* Start Data supplied *
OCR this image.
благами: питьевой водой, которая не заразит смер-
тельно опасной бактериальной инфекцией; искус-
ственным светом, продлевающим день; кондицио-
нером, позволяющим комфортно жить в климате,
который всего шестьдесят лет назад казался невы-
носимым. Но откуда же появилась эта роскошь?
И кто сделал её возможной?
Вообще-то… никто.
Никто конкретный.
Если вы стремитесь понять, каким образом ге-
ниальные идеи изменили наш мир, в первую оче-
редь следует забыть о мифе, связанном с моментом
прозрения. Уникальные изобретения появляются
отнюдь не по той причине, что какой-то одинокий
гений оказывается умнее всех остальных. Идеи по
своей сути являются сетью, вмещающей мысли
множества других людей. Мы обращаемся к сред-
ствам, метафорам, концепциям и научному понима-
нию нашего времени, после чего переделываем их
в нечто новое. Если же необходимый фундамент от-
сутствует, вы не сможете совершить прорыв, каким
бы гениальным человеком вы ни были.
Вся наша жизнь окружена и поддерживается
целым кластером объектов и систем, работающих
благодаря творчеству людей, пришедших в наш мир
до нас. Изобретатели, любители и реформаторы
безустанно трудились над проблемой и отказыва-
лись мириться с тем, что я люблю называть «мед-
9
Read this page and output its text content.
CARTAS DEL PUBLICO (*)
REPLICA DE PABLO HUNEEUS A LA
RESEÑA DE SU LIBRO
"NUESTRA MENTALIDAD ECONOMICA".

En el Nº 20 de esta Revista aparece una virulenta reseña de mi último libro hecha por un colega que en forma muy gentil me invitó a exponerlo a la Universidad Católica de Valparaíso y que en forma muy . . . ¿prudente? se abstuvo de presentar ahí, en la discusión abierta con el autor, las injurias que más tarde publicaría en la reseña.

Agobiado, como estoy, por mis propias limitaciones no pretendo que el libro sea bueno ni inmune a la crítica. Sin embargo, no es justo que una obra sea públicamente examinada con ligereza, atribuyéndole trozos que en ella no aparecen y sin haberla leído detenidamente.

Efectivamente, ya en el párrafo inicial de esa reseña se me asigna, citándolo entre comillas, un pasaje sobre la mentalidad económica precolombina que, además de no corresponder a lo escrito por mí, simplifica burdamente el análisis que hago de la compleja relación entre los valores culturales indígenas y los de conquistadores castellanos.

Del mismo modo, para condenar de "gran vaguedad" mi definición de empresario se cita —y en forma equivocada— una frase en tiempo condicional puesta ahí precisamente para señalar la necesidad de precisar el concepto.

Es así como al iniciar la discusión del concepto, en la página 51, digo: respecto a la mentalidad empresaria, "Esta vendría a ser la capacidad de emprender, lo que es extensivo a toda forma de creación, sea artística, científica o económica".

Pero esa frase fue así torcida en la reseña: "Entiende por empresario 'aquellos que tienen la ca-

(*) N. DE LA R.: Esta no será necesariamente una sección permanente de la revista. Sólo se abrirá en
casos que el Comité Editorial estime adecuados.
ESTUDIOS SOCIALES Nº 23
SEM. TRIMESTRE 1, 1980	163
* End Data supplied *
Your instructions:
Count the lines of the listing above that include the word "empresario" and state the total with nothing else.

Complete answer:
2